Exercise aim: Reproduce every line of the records below word for word, and leave the pictures out of your output.

Recorded data:
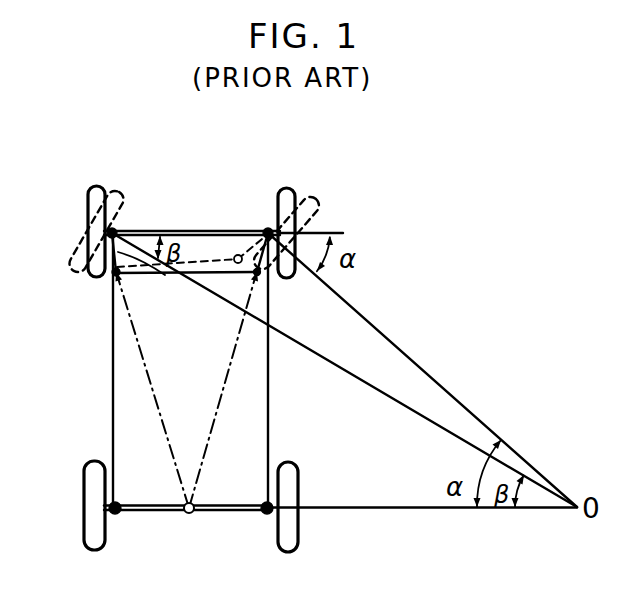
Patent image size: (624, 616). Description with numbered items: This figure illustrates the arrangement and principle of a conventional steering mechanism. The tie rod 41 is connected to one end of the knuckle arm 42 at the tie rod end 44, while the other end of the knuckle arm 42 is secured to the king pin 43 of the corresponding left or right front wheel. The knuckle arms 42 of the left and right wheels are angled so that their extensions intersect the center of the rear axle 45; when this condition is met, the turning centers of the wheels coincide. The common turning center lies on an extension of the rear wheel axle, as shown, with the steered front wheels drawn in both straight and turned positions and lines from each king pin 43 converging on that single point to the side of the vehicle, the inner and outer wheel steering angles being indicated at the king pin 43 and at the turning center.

The tie rod 41 is at (193, 232).
The knuckle arm 42 is at (236, 263).
The king pin 43 is at (265, 231).
The tie rod end 44 is at (114, 275).
The rear axle 45 is at (197, 511).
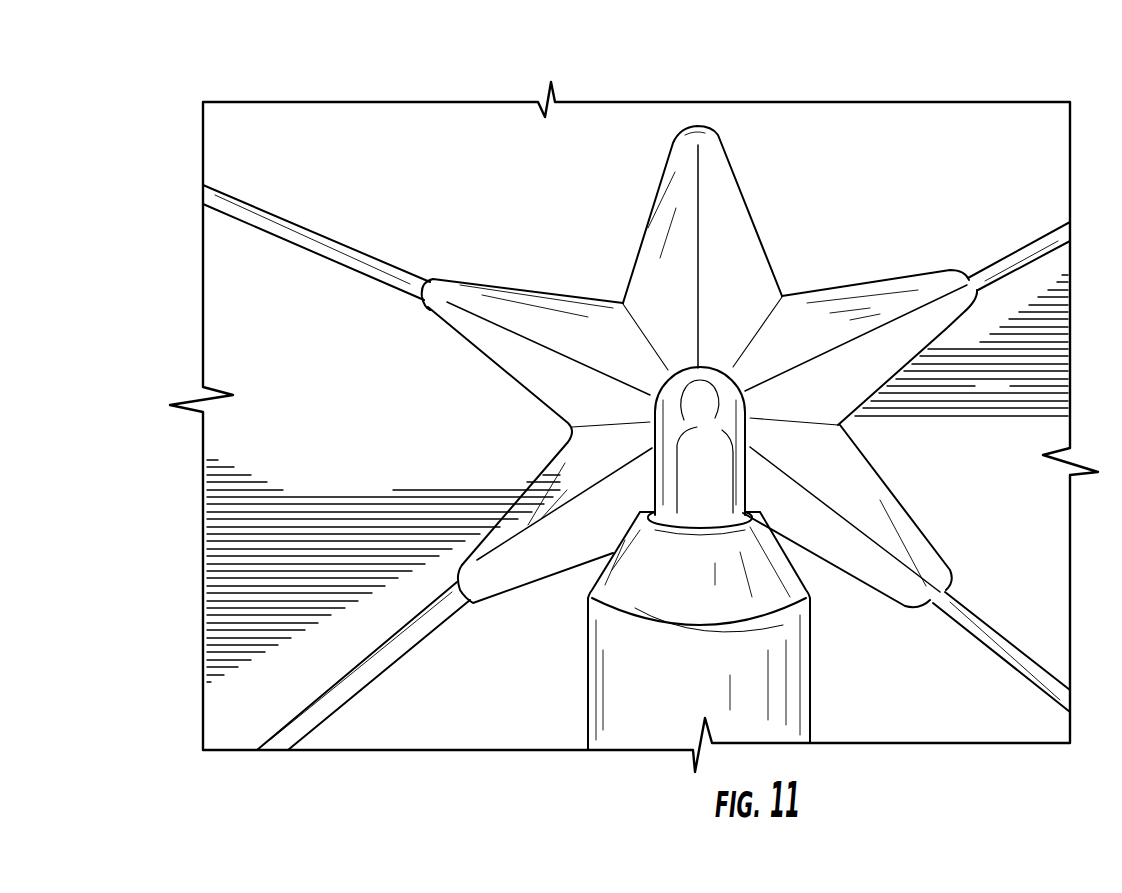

The output:
Patent image size: (624, 616). Description with numbered items: This figure illustrates the arrangement and principle of a conventional steering mechanism. The tie rod 41 is connected to one end of the knuckle arm 42 at the tie rod end 44, while the other end of the knuckle arm 42 is secured to the king pin 43 of the corresponding left or right front wheel. The knuckle arms 42 of the left and right wheels are angled so that their extensions intersect the center of the rear axle 45; when this condition is met, the turning centers of the wheels coincide. The common turning center lies on an extension of the rear wheel axle, as shown, with the steered front wheels drawn in both straight and turned positions and lines from each king pin 43 converging on that single point to the side of the vehicle, the inner and outer wheel steering angles being indicated at the king pin 43 and at the turning center.

The tie rod 41 is at (193, 232).
The knuckle arm 42 is at (236, 263).
The king pin 43 is at (265, 231).
The tie rod end 44 is at (114, 275).
The rear axle 45 is at (197, 511).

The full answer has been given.